#### WHAT THE TASK REQUIRES
Reproduce each line exactly, including spacing and punctuation.

#### DATASET EXCERPTS
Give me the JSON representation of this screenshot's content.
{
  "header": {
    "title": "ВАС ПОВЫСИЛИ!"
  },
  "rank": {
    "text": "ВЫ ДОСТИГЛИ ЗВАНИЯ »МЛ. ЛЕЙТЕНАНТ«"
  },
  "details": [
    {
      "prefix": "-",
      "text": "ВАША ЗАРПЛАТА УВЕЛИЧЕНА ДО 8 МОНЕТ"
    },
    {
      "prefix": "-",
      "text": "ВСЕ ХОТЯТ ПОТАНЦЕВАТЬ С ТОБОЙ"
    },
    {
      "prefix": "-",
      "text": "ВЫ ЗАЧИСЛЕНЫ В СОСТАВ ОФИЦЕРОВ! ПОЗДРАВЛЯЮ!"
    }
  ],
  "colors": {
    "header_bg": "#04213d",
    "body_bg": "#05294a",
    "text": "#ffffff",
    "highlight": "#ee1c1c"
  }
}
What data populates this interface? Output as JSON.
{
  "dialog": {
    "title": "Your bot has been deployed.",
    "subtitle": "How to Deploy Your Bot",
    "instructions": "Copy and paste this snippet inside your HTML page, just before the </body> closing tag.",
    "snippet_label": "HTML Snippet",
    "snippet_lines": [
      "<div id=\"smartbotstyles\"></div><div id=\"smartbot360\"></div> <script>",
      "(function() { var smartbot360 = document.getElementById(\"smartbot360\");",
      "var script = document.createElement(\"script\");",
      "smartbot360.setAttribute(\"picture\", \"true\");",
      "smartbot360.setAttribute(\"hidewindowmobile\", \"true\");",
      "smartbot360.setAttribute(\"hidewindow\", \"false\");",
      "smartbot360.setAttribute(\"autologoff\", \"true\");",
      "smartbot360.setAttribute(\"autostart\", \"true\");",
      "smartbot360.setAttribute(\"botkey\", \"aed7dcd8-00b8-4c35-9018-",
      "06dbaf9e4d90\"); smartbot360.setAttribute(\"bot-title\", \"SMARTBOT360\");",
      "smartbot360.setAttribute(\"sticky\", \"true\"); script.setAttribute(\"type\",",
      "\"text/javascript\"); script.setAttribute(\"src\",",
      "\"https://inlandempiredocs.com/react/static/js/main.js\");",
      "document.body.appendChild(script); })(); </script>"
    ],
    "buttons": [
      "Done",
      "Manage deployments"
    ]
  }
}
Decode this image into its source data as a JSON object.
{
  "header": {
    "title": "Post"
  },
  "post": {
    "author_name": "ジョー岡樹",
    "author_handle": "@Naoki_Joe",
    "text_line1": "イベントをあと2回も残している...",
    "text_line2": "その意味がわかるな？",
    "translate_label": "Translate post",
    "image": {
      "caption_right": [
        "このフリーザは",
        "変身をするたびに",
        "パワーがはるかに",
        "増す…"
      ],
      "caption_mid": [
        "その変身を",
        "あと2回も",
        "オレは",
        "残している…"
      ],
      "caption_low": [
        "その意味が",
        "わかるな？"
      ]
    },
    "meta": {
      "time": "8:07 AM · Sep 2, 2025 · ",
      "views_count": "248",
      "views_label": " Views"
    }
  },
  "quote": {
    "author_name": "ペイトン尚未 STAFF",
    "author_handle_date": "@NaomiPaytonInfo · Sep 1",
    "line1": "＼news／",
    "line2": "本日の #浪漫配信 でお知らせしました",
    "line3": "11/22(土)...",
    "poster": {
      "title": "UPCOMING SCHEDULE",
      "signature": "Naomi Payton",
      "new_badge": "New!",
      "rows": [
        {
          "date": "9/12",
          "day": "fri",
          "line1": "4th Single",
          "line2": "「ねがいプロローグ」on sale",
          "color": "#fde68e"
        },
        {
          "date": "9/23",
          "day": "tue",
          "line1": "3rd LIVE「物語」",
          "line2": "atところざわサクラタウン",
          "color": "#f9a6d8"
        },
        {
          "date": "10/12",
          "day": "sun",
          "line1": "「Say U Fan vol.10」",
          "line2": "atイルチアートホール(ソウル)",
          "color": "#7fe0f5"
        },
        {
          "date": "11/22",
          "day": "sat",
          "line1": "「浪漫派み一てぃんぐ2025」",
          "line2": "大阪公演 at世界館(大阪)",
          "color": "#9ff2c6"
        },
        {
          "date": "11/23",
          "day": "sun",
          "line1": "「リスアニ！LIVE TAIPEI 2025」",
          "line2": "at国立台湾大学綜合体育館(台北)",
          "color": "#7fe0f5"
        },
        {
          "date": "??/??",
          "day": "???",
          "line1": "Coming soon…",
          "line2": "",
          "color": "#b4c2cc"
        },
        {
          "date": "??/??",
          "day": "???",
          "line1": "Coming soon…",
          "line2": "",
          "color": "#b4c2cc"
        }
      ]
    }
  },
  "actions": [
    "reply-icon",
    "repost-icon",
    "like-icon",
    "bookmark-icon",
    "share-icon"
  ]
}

#### EXPECTED ANSWER
Give me the JSON representation of this screenshot's content.
{
  "header": {
    "title": "ВАС ПОВЫСИЛИ!"
  },
  "rank": {
    "text": "ВЫ ДОСТИГЛИ ЗВАНИЯ »МЛ. ЛЕЙТЕНАНТ«"
  },
  "details": [
    {
      "prefix": "-",
      "text": "ВАША ЗАРПЛАТА УВЕЛИЧЕНА ДО 8 МОНЕТ"
    },
    {
      "prefix": "-",
      "text": "ВСЕ ХОТЯТ ПОТАНЦЕВАТЬ С ТОБОЙ"
    },
    {
      "prefix": "-",
      "text": "ВЫ ЗАЧИСЛЕНЫ В СОСТАВ ОФИЦЕРОВ! ПОЗДРАВЛЯЮ!"
    }
  ],
  "colors": {
    "header_bg": "#04213d",
    "body_bg": "#05294a",
    "text": "#ffffff",
    "highlight": "#ee1c1c"
  }
}
What data populates this interface? Output as JSON.
{
  "dialog": {
    "title": "Your bot has been deployed.",
    "subtitle": "How to Deploy Your Bot",
    "instructions": "Copy and paste this snippet inside your HTML page, just before the </body> closing tag.",
    "snippet_label": "HTML Snippet",
    "snippet_lines": [
      "<div id=\"smartbotstyles\"></div><div id=\"smartbot360\"></div> <script>",
      "(function() { var smartbot360 = document.getElementById(\"smartbot360\");",
      "var script = document.createElement(\"script\");",
      "smartbot360.setAttribute(\"picture\", \"true\");",
      "smartbot360.setAttribute(\"hidewindowmobile\", \"true\");",
      "smartbot360.setAttribute(\"hidewindow\", \"false\");",
      "smartbot360.setAttribute(\"autologoff\", \"true\");",
      "smartbot360.setAttribute(\"autostart\", \"true\");",
      "smartbot360.setAttribute(\"botkey\", \"aed7dcd8-00b8-4c35-9018-",
      "06dbaf9e4d90\"); smartbot360.setAttribute(\"bot-title\", \"SMARTBOT360\");",
      "smartbot360.setAttribute(\"sticky\", \"true\"); script.setAttribute(\"type\",",
      "\"text/javascript\"); script.setAttribute(\"src\",",
      "\"https://inlandempiredocs.com/react/static/js/main.js\");",
      "document.body.appendChild(script); })(); </script>"
    ],
    "buttons": [
      "Done",
      "Manage deployments"
    ]
  }
}
Decode this image into its source data as a JSON object.
{
  "header": {
    "title": "Post"
  },
  "post": {
    "author_name": "ジョー岡樹",
    "author_handle": "@Naoki_Joe",
    "text_line1": "イベントをあと2回も残している...",
    "text_line2": "その意味がわかるな？",
    "translate_label": "Translate post",
    "image": {
      "caption_right": [
        "このフリーザは",
        "変身をするたびに",
        "パワーがはるかに",
        "増す…"
      ],
      "caption_mid": [
        "その変身を",
        "あと2回も",
        "オレは",
        "残している…"
      ],
      "caption_low": [
        "その意味が",
        "わかるな？"
      ]
    },
    "meta": {
      "time": "8:07 AM · Sep 2, 2025 · ",
      "views_count": "248",
      "views_label": " Views"
    }
  },
  "quote": {
    "author_name": "ペイトン尚未 STAFF",
    "author_handle_date": "@NaomiPaytonInfo · Sep 1",
    "line1": "＼news／",
    "line2": "本日の #浪漫配信 でお知らせしました",
    "line3": "11/22(土)...",
    "poster": {
      "title": "UPCOMING SCHEDULE",
      "signature": "Naomi Payton",
      "new_badge": "New!",
      "rows": [
        {
          "date": "9/12",
          "day": "fri",
          "line1": "4th Single",
          "line2": "「ねがいプロローグ」on sale",
          "color": "#fde68e"
        },
        {
          "date": "9/23",
          "day": "tue",
          "line1": "3rd LIVE「物語」",
          "line2": "atところざわサクラタウン",
          "color": "#f9a6d8"
        },
        {
          "date": "10/12",
          "day": "sun",
          "line1": "「Say U Fan vol.10」",
          "line2": "atイルチアートホール(ソウル)",
          "color": "#7fe0f5"
        },
        {
          "date": "11/22",
          "day": "sat",
          "line1": "「浪漫派み一てぃんぐ2025」",
          "line2": "大阪公演 at世界館(大阪)",
          "color": "#9ff2c6"
        },
        {
          "date": "11/23",
          "day": "sun",
          "line1": "「リスアニ！LIVE TAIPEI 2025」",
          "line2": "at国立台湾大学綜合体育館(台北)",
          "color": "#7fe0f5"
        },
        {
          "date": "??/??",
          "day": "???",
          "line1": "Coming soon…",
          "line2": "",
          "color": "#b4c2cc"
        },
        {
          "date": "??/??",
          "day": "???",
          "line1": "Coming soon…",
          "line2": "",
          "color": "#b4c2cc"
        }
      ]
    }
  },
  "actions": [
    "reply-icon",
    "repost-icon",
    "like-icon",
    "bookmark-icon",
    "share-icon"
  ]
}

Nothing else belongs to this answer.